**Task prompt:** Output the records. Match them exactly.

===== Provided material

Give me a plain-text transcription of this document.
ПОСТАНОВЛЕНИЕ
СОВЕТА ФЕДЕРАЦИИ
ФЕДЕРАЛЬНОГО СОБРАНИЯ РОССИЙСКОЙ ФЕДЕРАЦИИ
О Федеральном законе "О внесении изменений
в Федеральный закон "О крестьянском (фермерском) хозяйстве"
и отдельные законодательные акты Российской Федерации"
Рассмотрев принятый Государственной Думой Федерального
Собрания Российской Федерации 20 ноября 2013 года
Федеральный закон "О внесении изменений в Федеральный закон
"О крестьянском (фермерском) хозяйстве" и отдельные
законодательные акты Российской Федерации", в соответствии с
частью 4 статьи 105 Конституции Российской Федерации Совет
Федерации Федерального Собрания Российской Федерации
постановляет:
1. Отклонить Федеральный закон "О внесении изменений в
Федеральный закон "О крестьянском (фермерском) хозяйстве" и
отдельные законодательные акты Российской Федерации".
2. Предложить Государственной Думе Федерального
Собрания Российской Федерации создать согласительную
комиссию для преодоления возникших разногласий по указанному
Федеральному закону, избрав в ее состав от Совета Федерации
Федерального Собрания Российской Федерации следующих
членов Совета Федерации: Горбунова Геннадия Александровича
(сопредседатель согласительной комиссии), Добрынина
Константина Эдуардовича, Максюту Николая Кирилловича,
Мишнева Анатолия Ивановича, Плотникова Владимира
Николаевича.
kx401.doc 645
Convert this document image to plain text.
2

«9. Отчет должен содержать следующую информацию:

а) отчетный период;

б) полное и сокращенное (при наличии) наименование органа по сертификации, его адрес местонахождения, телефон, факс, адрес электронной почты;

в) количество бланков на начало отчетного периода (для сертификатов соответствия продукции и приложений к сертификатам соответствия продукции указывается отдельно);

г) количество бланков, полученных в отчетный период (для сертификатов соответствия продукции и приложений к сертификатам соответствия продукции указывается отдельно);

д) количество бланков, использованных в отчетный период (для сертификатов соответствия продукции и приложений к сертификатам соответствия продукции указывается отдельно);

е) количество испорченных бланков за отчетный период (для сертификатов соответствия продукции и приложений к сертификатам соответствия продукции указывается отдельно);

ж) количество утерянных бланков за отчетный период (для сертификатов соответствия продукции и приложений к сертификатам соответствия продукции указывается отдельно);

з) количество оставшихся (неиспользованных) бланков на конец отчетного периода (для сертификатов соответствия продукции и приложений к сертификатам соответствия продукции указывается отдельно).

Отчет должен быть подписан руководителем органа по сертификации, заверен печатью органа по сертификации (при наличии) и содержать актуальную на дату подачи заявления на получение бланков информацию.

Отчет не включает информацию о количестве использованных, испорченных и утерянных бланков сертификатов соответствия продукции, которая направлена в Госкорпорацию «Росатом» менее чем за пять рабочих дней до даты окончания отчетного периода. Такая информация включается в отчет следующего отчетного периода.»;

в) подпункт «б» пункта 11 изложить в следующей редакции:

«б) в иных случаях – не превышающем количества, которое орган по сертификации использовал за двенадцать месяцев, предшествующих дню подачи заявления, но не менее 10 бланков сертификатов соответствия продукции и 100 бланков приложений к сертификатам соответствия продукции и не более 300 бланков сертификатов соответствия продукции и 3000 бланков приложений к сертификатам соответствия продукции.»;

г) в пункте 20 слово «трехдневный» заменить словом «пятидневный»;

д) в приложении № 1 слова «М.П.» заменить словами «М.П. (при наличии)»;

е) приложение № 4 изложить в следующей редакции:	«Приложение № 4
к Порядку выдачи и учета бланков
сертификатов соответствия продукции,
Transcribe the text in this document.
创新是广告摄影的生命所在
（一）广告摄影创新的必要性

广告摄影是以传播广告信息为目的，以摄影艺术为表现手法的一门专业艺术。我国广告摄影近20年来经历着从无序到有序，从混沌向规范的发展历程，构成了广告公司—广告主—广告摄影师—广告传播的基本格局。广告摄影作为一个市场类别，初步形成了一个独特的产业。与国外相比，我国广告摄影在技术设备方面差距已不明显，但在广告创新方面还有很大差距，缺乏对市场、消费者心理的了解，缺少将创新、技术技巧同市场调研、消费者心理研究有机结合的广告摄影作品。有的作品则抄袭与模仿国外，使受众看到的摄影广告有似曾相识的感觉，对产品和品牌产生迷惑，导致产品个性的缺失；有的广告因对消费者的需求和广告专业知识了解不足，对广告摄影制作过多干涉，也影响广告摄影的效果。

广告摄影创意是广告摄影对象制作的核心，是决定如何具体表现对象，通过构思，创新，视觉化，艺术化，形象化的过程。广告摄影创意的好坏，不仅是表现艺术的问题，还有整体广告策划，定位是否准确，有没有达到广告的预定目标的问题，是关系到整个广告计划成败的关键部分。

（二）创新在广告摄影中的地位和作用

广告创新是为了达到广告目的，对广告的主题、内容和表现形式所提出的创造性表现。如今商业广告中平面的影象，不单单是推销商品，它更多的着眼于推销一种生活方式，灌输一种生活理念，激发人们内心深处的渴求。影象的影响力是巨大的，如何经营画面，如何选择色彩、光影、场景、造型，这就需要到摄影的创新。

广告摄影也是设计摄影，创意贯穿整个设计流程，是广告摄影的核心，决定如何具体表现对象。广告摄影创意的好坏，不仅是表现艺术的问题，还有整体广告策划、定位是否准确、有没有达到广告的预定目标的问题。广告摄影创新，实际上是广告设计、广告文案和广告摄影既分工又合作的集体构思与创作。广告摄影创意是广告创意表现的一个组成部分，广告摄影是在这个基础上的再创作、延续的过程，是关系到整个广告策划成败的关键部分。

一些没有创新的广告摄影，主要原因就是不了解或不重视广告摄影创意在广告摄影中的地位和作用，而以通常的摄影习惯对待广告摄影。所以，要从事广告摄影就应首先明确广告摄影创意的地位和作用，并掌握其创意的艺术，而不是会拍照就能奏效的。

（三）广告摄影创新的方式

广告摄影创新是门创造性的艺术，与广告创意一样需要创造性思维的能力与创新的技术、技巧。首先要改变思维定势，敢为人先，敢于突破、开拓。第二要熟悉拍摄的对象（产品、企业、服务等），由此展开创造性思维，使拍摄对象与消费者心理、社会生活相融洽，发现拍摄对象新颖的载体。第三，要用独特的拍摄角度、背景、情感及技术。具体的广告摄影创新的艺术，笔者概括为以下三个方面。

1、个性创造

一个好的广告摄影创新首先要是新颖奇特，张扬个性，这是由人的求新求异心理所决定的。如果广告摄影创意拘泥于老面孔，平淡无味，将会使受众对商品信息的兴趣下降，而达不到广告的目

==========

**Written answer:**
Give me a plain-text transcription of this document.
ПОСТАНОВЛЕНИЕ
СОВЕТА ФЕДЕРАЦИИ
ФЕДЕРАЛЬНОГО СОБРАНИЯ РОССИЙСКОЙ ФЕДЕРАЦИИ
О Федеральном законе "О внесении изменений
в Федеральный закон "О крестьянском (фермерском) хозяйстве"
и отдельные законодательные акты Российской Федерации"
Рассмотрев принятый Государственной Думой Федерального
Собрания Российской Федерации 20 ноября 2013 года
Федеральный закон "О внесении изменений в Федеральный закон
"О крестьянском (фермерском) хозяйстве" и отдельные
законодательные акты Российской Федерации", в соответствии с
частью 4 статьи 105 Конституции Российской Федерации Совет
Федерации Федерального Собрания Российской Федерации
постановляет:
1. Отклонить Федеральный закон "О внесении изменений в
Федеральный закон "О крестьянском (фермерском) хозяйстве" и
отдельные законодательные акты Российской Федерации".
2. Предложить Государственной Думе Федерального
Собрания Российской Федерации создать согласительную
комиссию для преодоления возникших разногласий по указанному
Федеральному закону, избрав в ее состав от Совета Федерации
Федерального Собрания Российской Федерации следующих
членов Совета Федерации: Горбунова Геннадия Александровича
(сопредседатель согласительной комиссии), Добрынина
Константина Эдуардовича, Максюту Николая Кирилловича,
Мишнева Анатолия Ивановича, Плотникова Владимира
Николаевича.
kx401.doc 645
Convert this document image to plain text.
2

«9. Отчет должен содержать следующую информацию:

а) отчетный период;

б) полное и сокращенное (при наличии) наименование органа по сертификации, его адрес местонахождения, телефон, факс, адрес электронной почты;

в) количество бланков на начало отчетного периода (для сертификатов соответствия продукции и приложений к сертификатам соответствия продукции указывается отдельно);

г) количество бланков, полученных в отчетный период (для сертификатов соответствия продукции и приложений к сертификатам соответствия продукции указывается отдельно);

д) количество бланков, использованных в отчетный период (для сертификатов соответствия продукции и приложений к сертификатам соответствия продукции указывается отдельно);

е) количество испорченных бланков за отчетный период (для сертификатов соответствия продукции и приложений к сертификатам соответствия продукции указывается отдельно);

ж) количество утерянных бланков за отчетный период (для сертификатов соответствия продукции и приложений к сертификатам соответствия продукции указывается отдельно);

з) количество оставшихся (неиспользованных) бланков на конец отчетного периода (для сертификатов соответствия продукции и приложений к сертификатам соответствия продукции указывается отдельно).

Отчет должен быть подписан руководителем органа по сертификации, заверен печатью органа по сертификации (при наличии) и содержать актуальную на дату подачи заявления на получение бланков информацию.

Отчет не включает информацию о количестве использованных, испорченных и утерянных бланков сертификатов соответствия продукции, которая направлена в Госкорпорацию «Росатом» менее чем за пять рабочих дней до даты окончания отчетного периода. Такая информация включается в отчет следующего отчетного периода.»;

в) подпункт «б» пункта 11 изложить в следующей редакции:

«б) в иных случаях – не превышающем количества, которое орган по сертификации использовал за двенадцать месяцев, предшествующих дню подачи заявления, но не менее 10 бланков сертификатов соответствия продукции и 100 бланков приложений к сертификатам соответствия продукции и не более 300 бланков сертификатов соответствия продукции и 3000 бланков приложений к сертификатам соответствия продукции.»;

г) в пункте 20 слово «трехдневный» заменить словом «пятидневный»;

д) в приложении № 1 слова «М.П.» заменить словами «М.П. (при наличии)»;

е) приложение № 4 изложить в следующей редакции:	«Приложение № 4
к Порядку выдачи и учета бланков
сертификатов соответствия продукции,
Transcribe the text in this document.
创新是广告摄影的生命所在
（一）广告摄影创新的必要性

广告摄影是以传播广告信息为目的，以摄影艺术为表现手法的一门专业艺术。我国广告摄影近20年来经历着从无序到有序，从混沌向规范的发展历程，构成了广告公司—广告主—广告摄影师—广告传播的基本格局。广告摄影作为一个市场类别，初步形成了一个独特的产业。与国外相比，我国广告摄影在技术设备方面差距已不明显，但在广告创新方面还有很大差距，缺乏对市场、消费者心理的了解，缺少将创新、技术技巧同市场调研、消费者心理研究有机结合的广告摄影作品。有的作品则抄袭与模仿国外，使受众看到的摄影广告有似曾相识的感觉，对产品和品牌产生迷惑，导致产品个性的缺失；有的广告因对消费者的需求和广告专业知识了解不足，对广告摄影制作过多干涉，也影响广告摄影的效果。

广告摄影创意是广告摄影对象制作的核心，是决定如何具体表现对象，通过构思，创新，视觉化，艺术化，形象化的过程。广告摄影创意的好坏，不仅是表现艺术的问题，还有整体广告策划，定位是否准确，有没有达到广告的预定目标的问题，是关系到整个广告计划成败的关键部分。

（二）创新在广告摄影中的地位和作用

广告创新是为了达到广告目的，对广告的主题、内容和表现形式所提出的创造性表现。如今商业广告中平面的影象，不单单是推销商品，它更多的着眼于推销一种生活方式，灌输一种生活理念，激发人们内心深处的渴求。影象的影响力是巨大的，如何经营画面，如何选择色彩、光影、场景、造型，这就需要到摄影的创新。

广告摄影也是设计摄影，创意贯穿整个设计流程，是广告摄影的核心，决定如何具体表现对象。广告摄影创意的好坏，不仅是表现艺术的问题，还有整体广告策划、定位是否准确、有没有达到广告的预定目标的问题。广告摄影创新，实际上是广告设计、广告文案和广告摄影既分工又合作的集体构思与创作。广告摄影创意是广告创意表现的一个组成部分，广告摄影是在这个基础上的再创作、延续的过程，是关系到整个广告策划成败的关键部分。

一些没有创新的广告摄影，主要原因就是不了解或不重视广告摄影创意在广告摄影中的地位和作用，而以通常的摄影习惯对待广告摄影。所以，要从事广告摄影就应首先明确广告摄影创意的地位和作用，并掌握其创意的艺术，而不是会拍照就能奏效的。

（三）广告摄影创新的方式

广告摄影创新是门创造性的艺术，与广告创意一样需要创造性思维的能力与创新的技术、技巧。首先要改变思维定势，敢为人先，敢于突破、开拓。第二要熟悉拍摄的对象（产品、企业、服务等），由此展开创造性思维，使拍摄对象与消费者心理、社会生活相融洽，发现拍摄对象新颖的载体。第三，要用独特的拍摄角度、背景、情感及技术。具体的广告摄影创新的艺术，笔者概括为以下三个方面。

1、个性创造

一个好的广告摄影创新首先要是新颖奇特，张扬个性，这是由人的求新求异心理所决定的。如果广告摄影创意拘泥于老面孔，平淡无味，将会使受众对商品信息的兴趣下降，而达不到广告的目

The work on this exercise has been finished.